Repeat all of the material exactly as given.

Records from a collection of figures:
========================================================================

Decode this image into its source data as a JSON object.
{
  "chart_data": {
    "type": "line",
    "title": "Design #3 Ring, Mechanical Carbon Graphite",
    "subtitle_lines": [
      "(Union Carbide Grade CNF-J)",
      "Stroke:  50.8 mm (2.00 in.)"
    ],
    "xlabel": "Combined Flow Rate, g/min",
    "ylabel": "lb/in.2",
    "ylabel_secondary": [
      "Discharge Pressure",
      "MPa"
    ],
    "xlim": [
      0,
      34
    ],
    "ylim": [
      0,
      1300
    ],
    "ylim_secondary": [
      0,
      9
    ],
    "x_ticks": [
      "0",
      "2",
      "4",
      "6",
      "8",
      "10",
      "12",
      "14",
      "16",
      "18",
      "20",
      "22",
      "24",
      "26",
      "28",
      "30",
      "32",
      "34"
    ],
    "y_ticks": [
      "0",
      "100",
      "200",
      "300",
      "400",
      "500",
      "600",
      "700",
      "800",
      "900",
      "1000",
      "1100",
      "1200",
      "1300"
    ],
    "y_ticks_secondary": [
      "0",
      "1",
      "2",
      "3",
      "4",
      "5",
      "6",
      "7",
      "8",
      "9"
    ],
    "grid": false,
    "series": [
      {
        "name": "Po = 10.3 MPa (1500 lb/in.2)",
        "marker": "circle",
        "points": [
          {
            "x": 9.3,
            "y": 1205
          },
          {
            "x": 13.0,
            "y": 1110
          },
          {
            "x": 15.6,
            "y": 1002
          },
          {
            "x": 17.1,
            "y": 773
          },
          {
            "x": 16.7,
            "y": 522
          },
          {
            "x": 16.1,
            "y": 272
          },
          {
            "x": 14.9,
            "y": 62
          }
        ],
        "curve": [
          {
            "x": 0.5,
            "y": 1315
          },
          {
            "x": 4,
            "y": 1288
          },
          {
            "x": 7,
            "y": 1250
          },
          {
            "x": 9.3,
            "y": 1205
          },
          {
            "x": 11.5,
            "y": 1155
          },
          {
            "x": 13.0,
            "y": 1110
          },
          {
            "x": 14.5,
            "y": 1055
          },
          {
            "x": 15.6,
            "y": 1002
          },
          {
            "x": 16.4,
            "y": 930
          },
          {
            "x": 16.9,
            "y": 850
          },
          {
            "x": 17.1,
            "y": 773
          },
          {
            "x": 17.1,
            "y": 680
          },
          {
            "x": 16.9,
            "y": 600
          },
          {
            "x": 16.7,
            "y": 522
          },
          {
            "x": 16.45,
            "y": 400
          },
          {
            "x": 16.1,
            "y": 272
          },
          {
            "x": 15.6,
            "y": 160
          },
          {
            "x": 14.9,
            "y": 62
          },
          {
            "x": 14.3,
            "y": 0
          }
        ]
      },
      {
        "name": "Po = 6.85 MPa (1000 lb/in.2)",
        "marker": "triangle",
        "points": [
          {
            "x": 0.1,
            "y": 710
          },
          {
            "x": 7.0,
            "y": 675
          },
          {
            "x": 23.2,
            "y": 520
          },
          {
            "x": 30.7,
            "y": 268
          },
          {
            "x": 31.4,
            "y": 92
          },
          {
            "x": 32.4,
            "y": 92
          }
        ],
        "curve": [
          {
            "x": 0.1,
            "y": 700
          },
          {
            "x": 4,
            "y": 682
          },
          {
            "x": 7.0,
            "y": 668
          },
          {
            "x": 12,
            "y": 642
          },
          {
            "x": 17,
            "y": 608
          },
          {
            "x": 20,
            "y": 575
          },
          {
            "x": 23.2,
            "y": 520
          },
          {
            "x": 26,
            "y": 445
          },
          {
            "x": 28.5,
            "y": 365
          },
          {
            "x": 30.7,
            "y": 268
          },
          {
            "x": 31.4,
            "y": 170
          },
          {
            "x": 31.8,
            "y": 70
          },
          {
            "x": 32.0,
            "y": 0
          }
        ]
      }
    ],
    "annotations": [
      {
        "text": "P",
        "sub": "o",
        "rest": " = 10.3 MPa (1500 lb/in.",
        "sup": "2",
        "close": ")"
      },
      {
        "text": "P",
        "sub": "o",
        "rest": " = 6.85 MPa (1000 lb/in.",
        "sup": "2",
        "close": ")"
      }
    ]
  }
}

========================================================================

**The answer**
Decode this image into its source data as a JSON object.
{
  "chart_data": {
    "type": "line",
    "title": "Design #3 Ring, Mechanical Carbon Graphite",
    "subtitle_lines": [
      "(Union Carbide Grade CNF-J)",
      "Stroke:  50.8 mm (2.00 in.)"
    ],
    "xlabel": "Combined Flow Rate, g/min",
    "ylabel": "lb/in.2",
    "ylabel_secondary": [
      "Discharge Pressure",
      "MPa"
    ],
    "xlim": [
      0,
      34
    ],
    "ylim": [
      0,
      1300
    ],
    "ylim_secondary": [
      0,
      9
    ],
    "x_ticks": [
      "0",
      "2",
      "4",
      "6",
      "8",
      "10",
      "12",
      "14",
      "16",
      "18",
      "20",
      "22",
      "24",
      "26",
      "28",
      "30",
      "32",
      "34"
    ],
    "y_ticks": [
      "0",
      "100",
      "200",
      "300",
      "400",
      "500",
      "600",
      "700",
      "800",
      "900",
      "1000",
      "1100",
      "1200",
      "1300"
    ],
    "y_ticks_secondary": [
      "0",
      "1",
      "2",
      "3",
      "4",
      "5",
      "6",
      "7",
      "8",
      "9"
    ],
    "grid": false,
    "series": [
      {
        "name": "Po = 10.3 MPa (1500 lb/in.2)",
        "marker": "circle",
        "points": [
          {
            "x": 9.3,
            "y": 1205
          },
          {
            "x": 13.0,
            "y": 1110
          },
          {
            "x": 15.6,
            "y": 1002
          },
          {
            "x": 17.1,
            "y": 773
          },
          {
            "x": 16.7,
            "y": 522
          },
          {
            "x": 16.1,
            "y": 272
          },
          {
            "x": 14.9,
            "y": 62
          }
        ],
        "curve": [
          {
            "x": 0.5,
            "y": 1315
          },
          {
            "x": 4,
            "y": 1288
          },
          {
            "x": 7,
            "y": 1250
          },
          {
            "x": 9.3,
            "y": 1205
          },
          {
            "x": 11.5,
            "y": 1155
          },
          {
            "x": 13.0,
            "y": 1110
          },
          {
            "x": 14.5,
            "y": 1055
          },
          {
            "x": 15.6,
            "y": 1002
          },
          {
            "x": 16.4,
            "y": 930
          },
          {
            "x": 16.9,
            "y": 850
          },
          {
            "x": 17.1,
            "y": 773
          },
          {
            "x": 17.1,
            "y": 680
          },
          {
            "x": 16.9,
            "y": 600
          },
          {
            "x": 16.7,
            "y": 522
          },
          {
            "x": 16.45,
            "y": 400
          },
          {
            "x": 16.1,
            "y": 272
          },
          {
            "x": 15.6,
            "y": 160
          },
          {
            "x": 14.9,
            "y": 62
          },
          {
            "x": 14.3,
            "y": 0
          }
        ]
      },
      {
        "name": "Po = 6.85 MPa (1000 lb/in.2)",
        "marker": "triangle",
        "points": [
          {
            "x": 0.1,
            "y": 710
          },
          {
            "x": 7.0,
            "y": 675
          },
          {
            "x": 23.2,
            "y": 520
          },
          {
            "x": 30.7,
            "y": 268
          },
          {
            "x": 31.4,
            "y": 92
          },
          {
            "x": 32.4,
            "y": 92
          }
        ],
        "curve": [
          {
            "x": 0.1,
            "y": 700
          },
          {
            "x": 4,
            "y": 682
          },
          {
            "x": 7.0,
            "y": 668
          },
          {
            "x": 12,
            "y": 642
          },
          {
            "x": 17,
            "y": 608
          },
          {
            "x": 20,
            "y": 575
          },
          {
            "x": 23.2,
            "y": 520
          },
          {
            "x": 26,
            "y": 445
          },
          {
            "x": 28.5,
            "y": 365
          },
          {
            "x": 30.7,
            "y": 268
          },
          {
            "x": 31.4,
            "y": 170
          },
          {
            "x": 31.8,
            "y": 70
          },
          {
            "x": 32.0,
            "y": 0
          }
        ]
      }
    ],
    "annotations": [
      {
        "text": "P",
        "sub": "o",
        "rest": " = 10.3 MPa (1500 lb/in.",
        "sup": "2",
        "close": ")"
      },
      {
        "text": "P",
        "sub": "o",
        "rest": " = 6.85 MPa (1000 lb/in.",
        "sup": "2",
        "close": ")"
      }
    ]
  }
}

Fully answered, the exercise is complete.